(STATED TASK):
Provide the data again in its entirety, exactly as given.

------------------------------------------------------------

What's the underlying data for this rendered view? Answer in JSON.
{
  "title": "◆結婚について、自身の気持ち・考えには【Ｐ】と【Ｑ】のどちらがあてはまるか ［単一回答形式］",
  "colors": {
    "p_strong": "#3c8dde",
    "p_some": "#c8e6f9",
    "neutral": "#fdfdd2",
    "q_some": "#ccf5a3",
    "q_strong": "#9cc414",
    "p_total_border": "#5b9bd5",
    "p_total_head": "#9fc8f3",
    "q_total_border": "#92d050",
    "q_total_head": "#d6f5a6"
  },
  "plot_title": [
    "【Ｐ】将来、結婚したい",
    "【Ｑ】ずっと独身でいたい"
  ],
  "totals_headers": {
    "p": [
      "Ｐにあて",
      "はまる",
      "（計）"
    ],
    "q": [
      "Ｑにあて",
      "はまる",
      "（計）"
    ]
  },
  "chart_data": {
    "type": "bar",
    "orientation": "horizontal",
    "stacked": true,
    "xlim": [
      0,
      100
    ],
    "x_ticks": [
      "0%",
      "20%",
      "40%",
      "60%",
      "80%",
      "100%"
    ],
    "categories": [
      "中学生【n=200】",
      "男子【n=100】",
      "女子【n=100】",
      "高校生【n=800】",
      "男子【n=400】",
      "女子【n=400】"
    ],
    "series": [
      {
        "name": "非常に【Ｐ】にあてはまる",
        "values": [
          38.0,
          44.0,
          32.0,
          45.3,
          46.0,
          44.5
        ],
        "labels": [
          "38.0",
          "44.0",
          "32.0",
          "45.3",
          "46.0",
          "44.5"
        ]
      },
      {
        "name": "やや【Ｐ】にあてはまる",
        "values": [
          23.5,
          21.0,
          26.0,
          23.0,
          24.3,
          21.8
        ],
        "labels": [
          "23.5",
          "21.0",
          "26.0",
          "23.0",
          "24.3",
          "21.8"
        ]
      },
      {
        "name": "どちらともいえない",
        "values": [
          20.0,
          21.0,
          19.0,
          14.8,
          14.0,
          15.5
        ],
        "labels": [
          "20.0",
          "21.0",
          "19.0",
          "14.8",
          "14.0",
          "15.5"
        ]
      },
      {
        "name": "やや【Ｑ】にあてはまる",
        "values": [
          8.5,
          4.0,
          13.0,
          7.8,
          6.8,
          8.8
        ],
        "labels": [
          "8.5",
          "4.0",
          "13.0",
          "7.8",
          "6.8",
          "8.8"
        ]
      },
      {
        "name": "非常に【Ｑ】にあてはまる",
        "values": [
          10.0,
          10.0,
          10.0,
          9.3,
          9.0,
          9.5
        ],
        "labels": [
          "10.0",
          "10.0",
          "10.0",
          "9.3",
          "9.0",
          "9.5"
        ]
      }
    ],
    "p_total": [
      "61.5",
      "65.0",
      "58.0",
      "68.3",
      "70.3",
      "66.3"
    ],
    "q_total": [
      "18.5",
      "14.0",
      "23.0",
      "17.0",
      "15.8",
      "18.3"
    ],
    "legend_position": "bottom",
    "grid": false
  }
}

------------------------------------------------------------

(WRITTEN ANSWER):
What's the underlying data for this rendered view? Answer in JSON.
{
  "title": "◆結婚について、自身の気持ち・考えには【Ｐ】と【Ｑ】のどちらがあてはまるか ［単一回答形式］",
  "colors": {
    "p_strong": "#3c8dde",
    "p_some": "#c8e6f9",
    "neutral": "#fdfdd2",
    "q_some": "#ccf5a3",
    "q_strong": "#9cc414",
    "p_total_border": "#5b9bd5",
    "p_total_head": "#9fc8f3",
    "q_total_border": "#92d050",
    "q_total_head": "#d6f5a6"
  },
  "plot_title": [
    "【Ｐ】将来、結婚したい",
    "【Ｑ】ずっと独身でいたい"
  ],
  "totals_headers": {
    "p": [
      "Ｐにあて",
      "はまる",
      "（計）"
    ],
    "q": [
      "Ｑにあて",
      "はまる",
      "（計）"
    ]
  },
  "chart_data": {
    "type": "bar",
    "orientation": "horizontal",
    "stacked": true,
    "xlim": [
      0,
      100
    ],
    "x_ticks": [
      "0%",
      "20%",
      "40%",
      "60%",
      "80%",
      "100%"
    ],
    "categories": [
      "中学生【n=200】",
      "男子【n=100】",
      "女子【n=100】",
      "高校生【n=800】",
      "男子【n=400】",
      "女子【n=400】"
    ],
    "series": [
      {
        "name": "非常に【Ｐ】にあてはまる",
        "values": [
          38.0,
          44.0,
          32.0,
          45.3,
          46.0,
          44.5
        ],
        "labels": [
          "38.0",
          "44.0",
          "32.0",
          "45.3",
          "46.0",
          "44.5"
        ]
      },
      {
        "name": "やや【Ｐ】にあてはまる",
        "values": [
          23.5,
          21.0,
          26.0,
          23.0,
          24.3,
          21.8
        ],
        "labels": [
          "23.5",
          "21.0",
          "26.0",
          "23.0",
          "24.3",
          "21.8"
        ]
      },
      {
        "name": "どちらともいえない",
        "values": [
          20.0,
          21.0,
          19.0,
          14.8,
          14.0,
          15.5
        ],
        "labels": [
          "20.0",
          "21.0",
          "19.0",
          "14.8",
          "14.0",
          "15.5"
        ]
      },
      {
        "name": "やや【Ｑ】にあてはまる",
        "values": [
          8.5,
          4.0,
          13.0,
          7.8,
          6.8,
          8.8
        ],
        "labels": [
          "8.5",
          "4.0",
          "13.0",
          "7.8",
          "6.8",
          "8.8"
        ]
      },
      {
        "name": "非常に【Ｑ】にあてはまる",
        "values": [
          10.0,
          10.0,
          10.0,
          9.3,
          9.0,
          9.5
        ],
        "labels": [
          "10.0",
          "10.0",
          "10.0",
          "9.3",
          "9.0",
          "9.5"
        ]
      }
    ],
    "p_total": [
      "61.5",
      "65.0",
      "58.0",
      "68.3",
      "70.3",
      "66.3"
    ],
    "q_total": [
      "18.5",
      "14.0",
      "23.0",
      "17.0",
      "15.8",
      "18.3"
    ],
    "legend_position": "bottom",
    "grid": false
  }
}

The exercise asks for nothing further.